» **Задания**
• 1. Объясните по беседе об идеологии и будущем России, почему вопрос об образе будущего страны ставится в ней как выбор идеологии.
• 2. Перечислите все микроидеологии, которые, согласно беседе об идеологии и будущем России, бытуют сейчас в обществе.
• 3. Продолжите беседу об идеологии и будущем России, начав сразу после последней реплики А.З.

» **Цитируемый текст**

Сегодня, после того как мы захотели родить суперцивилизацию грядущего, мы видим, что из этих родов на Россию вылилась вся гниль, мерзость квазидемократического периода, кишащая червями, гнилью, трухой. Сейчас в нашем обществе бытует огромное количество микроидеологий: реакционная, потребления, корпоративной этики, омерзительные формы сатанизма и материализма. Но мы израсходовали весь свой исторический, этнический материал на эту грандиозную, может быть, даже вавилонскую идею управления историей. И как бы ни относились к этой затее мои друзья-единомышленники, православные, люди архаических представлений, революционных пристрастий, я ощущаю потерю вот этой авангардной идеологии развития как величайшую трагедию России.
В чем вы видите образ будущего нашей России? Ведь оно связано с идеологией. Реставрируем мы эту суперпопытку в себе, на которой по существу подорвались и которая была прекрасна, но неадекватна нашим возможностям, или наш удел – культивировать в себе реакционные, скучные и пошлые идеологии?
А.З. То, что вы говорите, чрезвычайно интересно, и я в целом со всем согласен. Вы имеете в виду не марксизм. Марксизм – это для России явление иностранное, без него мы вполне могли обойтись, хотя я неплохо отношусь к нему, не отвергаю его. Он сыграл свою роль и принял участие в этой грандиозной затее, о которой мы здесь говорили.

» **Фрагмент набора данных**
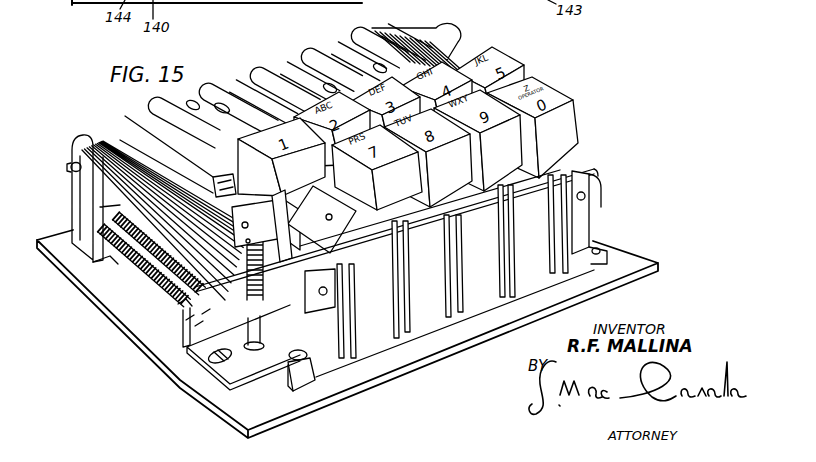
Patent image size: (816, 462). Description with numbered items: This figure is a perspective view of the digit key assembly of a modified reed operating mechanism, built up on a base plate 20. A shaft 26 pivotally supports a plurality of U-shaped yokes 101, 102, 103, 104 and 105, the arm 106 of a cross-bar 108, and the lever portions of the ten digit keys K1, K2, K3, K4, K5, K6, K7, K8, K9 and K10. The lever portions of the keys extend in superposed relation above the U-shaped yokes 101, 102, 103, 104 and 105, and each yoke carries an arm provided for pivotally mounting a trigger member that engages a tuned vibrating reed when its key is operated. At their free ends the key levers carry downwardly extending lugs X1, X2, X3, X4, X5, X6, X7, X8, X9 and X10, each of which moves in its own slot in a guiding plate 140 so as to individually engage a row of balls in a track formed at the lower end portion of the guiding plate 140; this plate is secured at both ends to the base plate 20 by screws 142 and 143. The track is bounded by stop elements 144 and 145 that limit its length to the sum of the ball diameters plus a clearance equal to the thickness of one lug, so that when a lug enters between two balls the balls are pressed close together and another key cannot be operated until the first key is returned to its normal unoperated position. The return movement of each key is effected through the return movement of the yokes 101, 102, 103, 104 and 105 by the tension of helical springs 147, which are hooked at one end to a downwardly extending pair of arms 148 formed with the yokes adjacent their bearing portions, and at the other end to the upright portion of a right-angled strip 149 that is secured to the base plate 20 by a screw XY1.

» **Ответы к заданиям**
• 1. Спрашивающий прямо говорит, что будущее связано с идеологией. Поэтому он ставит выбор так: либо восстановить в себе суперпопытку, которая была прекрасна, но неадекватна нашим возможностям, либо культивировать реакционные, скучные и пошлые идеологии.

• 2.
- реакционная
- потребления
- корпоративной этики
- сатанизм (его омерзительные формы)
- материализм (его омерзительные формы)

• 3.
Действительно, перед нами вдруг волею истории, случайно или нет, это другой вопрос, открылась какая-то грандиозная космическая перспектива: построить что-то такое – это, конечно, явление идеологии, утопию построить, реализовать какую-то утопию. Это была какая-то уникальная историческая возможность. Как мне кажется, просто волею случая произошел прорыв во всей мировой цивилизации, ориентированной совсем иначе. И вот в результате этого прорыва появилась на свет наша великая держава. Как бы мы ни оценивали советский период, коммунистов и т. д., – это был великий период. Хотя бы отчасти это наша потребность – она формировалась в течение многих столетий. Особенно это ощущение было остро выражено в XIX столетии.
Что произошло сейчас? В чем состоит наша русская трагедия, я бы даже сказал – не просто русская, национальная трагедия, а РУССКО-КОСМИЧЕСКАЯ ТРАГЕДИЯ. Дело в том, что нас просто разгромили общими усилиями всего мира, и конечно, Запада, которому этот наш прорыв был абсолютно чужд и глубоко враждебен. Я западную цивилизацию, Запад достаточно хорошо изучил: это машинообразная, роботообразная цивилизация, а наша – антироботообразная…
Затем к западным силам присоединились другие, даже Китай… Общими мировыми усилиями нас и раздавили. И внутри страны у нас созревало, прорастало из десятилетия в десятилетие быдло мещанства, захватившее сейчас власть и по существу определяющее физиономию общества. И я называю это фактором предательства. Без него нас не разгромили бы. Эти люди открыли ворота крепости.
Советская крепость была неприступна для Запада. Россия могла уцелеть, преодолеть все эти трудности и двигаться дальше. Те коммунистические завоевания – я считаю их огромными – не надо было рассматривать как конечный результат, а только как условия для дальнейшего. А наши внутренние предатели открыли ворота крепости – и все, Россию раздавили.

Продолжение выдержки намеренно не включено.